### DATA LISTING ###
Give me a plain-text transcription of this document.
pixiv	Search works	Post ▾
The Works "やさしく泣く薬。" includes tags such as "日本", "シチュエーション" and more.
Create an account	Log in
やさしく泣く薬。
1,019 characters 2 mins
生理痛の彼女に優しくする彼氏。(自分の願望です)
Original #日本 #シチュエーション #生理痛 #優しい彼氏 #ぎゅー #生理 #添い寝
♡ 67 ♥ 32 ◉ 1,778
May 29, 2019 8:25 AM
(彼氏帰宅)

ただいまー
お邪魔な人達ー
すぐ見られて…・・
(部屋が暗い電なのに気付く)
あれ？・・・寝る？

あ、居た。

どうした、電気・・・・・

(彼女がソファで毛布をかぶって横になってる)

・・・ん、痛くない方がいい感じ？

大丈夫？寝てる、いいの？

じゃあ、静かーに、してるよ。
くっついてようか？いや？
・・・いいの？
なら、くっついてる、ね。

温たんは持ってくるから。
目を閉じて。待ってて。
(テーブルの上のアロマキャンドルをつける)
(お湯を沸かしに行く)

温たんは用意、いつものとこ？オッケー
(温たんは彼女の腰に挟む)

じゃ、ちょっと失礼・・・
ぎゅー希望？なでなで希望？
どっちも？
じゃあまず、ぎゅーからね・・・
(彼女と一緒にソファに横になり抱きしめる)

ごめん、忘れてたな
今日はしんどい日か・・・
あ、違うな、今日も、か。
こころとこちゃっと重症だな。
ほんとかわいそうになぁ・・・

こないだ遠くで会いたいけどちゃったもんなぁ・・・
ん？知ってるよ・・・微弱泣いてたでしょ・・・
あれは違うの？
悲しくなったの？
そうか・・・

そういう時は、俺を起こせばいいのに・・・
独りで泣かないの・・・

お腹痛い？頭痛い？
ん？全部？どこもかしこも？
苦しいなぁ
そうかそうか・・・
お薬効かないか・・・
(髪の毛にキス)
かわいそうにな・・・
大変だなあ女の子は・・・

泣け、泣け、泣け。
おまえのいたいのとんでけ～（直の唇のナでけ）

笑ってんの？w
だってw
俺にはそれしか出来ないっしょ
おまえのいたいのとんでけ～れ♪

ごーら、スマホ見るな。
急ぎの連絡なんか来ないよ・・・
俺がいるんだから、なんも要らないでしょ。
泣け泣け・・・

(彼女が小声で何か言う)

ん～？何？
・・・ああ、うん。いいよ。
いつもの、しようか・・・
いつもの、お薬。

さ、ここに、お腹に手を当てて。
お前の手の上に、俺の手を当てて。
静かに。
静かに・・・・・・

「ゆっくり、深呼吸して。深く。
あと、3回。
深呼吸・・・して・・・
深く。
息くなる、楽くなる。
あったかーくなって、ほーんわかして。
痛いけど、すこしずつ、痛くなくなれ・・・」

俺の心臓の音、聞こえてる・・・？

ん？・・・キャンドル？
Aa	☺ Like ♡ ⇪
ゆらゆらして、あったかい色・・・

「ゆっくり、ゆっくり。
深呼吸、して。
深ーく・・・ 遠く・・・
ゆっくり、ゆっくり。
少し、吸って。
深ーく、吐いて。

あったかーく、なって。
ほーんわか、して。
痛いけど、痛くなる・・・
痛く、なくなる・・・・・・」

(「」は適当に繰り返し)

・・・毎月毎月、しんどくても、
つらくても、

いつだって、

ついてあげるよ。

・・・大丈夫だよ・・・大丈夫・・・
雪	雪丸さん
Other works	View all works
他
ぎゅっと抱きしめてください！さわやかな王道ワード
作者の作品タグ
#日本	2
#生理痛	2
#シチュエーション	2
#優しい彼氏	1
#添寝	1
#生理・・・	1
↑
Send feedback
###
Extract all the material, leaving every line as it is.

[ANSWER TO THIS EXERCISE]:
Give me a plain-text transcription of this document.
pixiv	Search works	Post ▾
The Works "やさしく泣く薬。" includes tags such as "日本", "シチュエーション" and more.
Create an account	Log in
やさしく泣く薬。
1,019 characters 2 mins
生理痛の彼女に優しくする彼氏。(自分の願望です)
Original #日本 #シチュエーション #生理痛 #優しい彼氏 #ぎゅー #生理 #添い寝
♡ 67 ♥ 32 ◉ 1,778
May 29, 2019 8:25 AM
(彼氏帰宅)

ただいまー
お邪魔な人達ー
すぐ見られて…・・
(部屋が暗い電なのに気付く)
あれ？・・・寝る？

あ、居た。

どうした、電気・・・・・

(彼女がソファで毛布をかぶって横になってる)

・・・ん、痛くない方がいい感じ？

大丈夫？寝てる、いいの？

じゃあ、静かーに、してるよ。
くっついてようか？いや？
・・・いいの？
なら、くっついてる、ね。

温たんは持ってくるから。
目を閉じて。待ってて。
(テーブルの上のアロマキャンドルをつける)
(お湯を沸かしに行く)

温たんは用意、いつものとこ？オッケー
(温たんは彼女の腰に挟む)

じゃ、ちょっと失礼・・・
ぎゅー希望？なでなで希望？
どっちも？
じゃあまず、ぎゅーからね・・・
(彼女と一緒にソファに横になり抱きしめる)

ごめん、忘れてたな
今日はしんどい日か・・・
あ、違うな、今日も、か。
こころとこちゃっと重症だな。
ほんとかわいそうになぁ・・・

こないだ遠くで会いたいけどちゃったもんなぁ・・・
ん？知ってるよ・・・微弱泣いてたでしょ・・・
あれは違うの？
悲しくなったの？
そうか・・・

そういう時は、俺を起こせばいいのに・・・
独りで泣かないの・・・

お腹痛い？頭痛い？
ん？全部？どこもかしこも？
苦しいなぁ
そうかそうか・・・
お薬効かないか・・・
(髪の毛にキス)
かわいそうにな・・・
大変だなあ女の子は・・・

泣け、泣け、泣け。
おまえのいたいのとんでけ～（直の唇のナでけ）

笑ってんの？w
だってw
俺にはそれしか出来ないっしょ
おまえのいたいのとんでけ～れ♪

ごーら、スマホ見るな。
急ぎの連絡なんか来ないよ・・・
俺がいるんだから、なんも要らないでしょ。
泣け泣け・・・

(彼女が小声で何か言う)

ん～？何？
・・・ああ、うん。いいよ。
いつもの、しようか・・・
いつもの、お薬。

さ、ここに、お腹に手を当てて。
お前の手の上に、俺の手を当てて。
静かに。
静かに・・・・・・

「ゆっくり、深呼吸して。深く。
あと、3回。
深呼吸・・・して・・・
深く。
息くなる、楽くなる。
あったかーくなって、ほーんわかして。
痛いけど、すこしずつ、痛くなくなれ・・・」

俺の心臓の音、聞こえてる・・・？

ん？・・・キャンドル？
Aa	☺ Like ♡ ⇪
ゆらゆらして、あったかい色・・・

「ゆっくり、ゆっくり。
深呼吸、して。
深ーく・・・ 遠く・・・
ゆっくり、ゆっくり。
少し、吸って。
深ーく、吐いて。

あったかーく、なって。
ほーんわか、して。
痛いけど、痛くなる・・・
痛く、なくなる・・・・・・」

(「」は適当に繰り返し)

・・・毎月毎月、しんどくても、
つらくても、

いつだって、

ついてあげるよ。

・・・大丈夫だよ・・・大丈夫・・・
雪	雪丸さん
Other works	View all works
他
ぎゅっと抱きしめてください！さわやかな王道ワード
作者の作品タグ
#日本	2
#生理痛	2
#シチュエーション	2
#優しい彼氏	1
#添寝	1
#生理・・・	1
↑
Send feedback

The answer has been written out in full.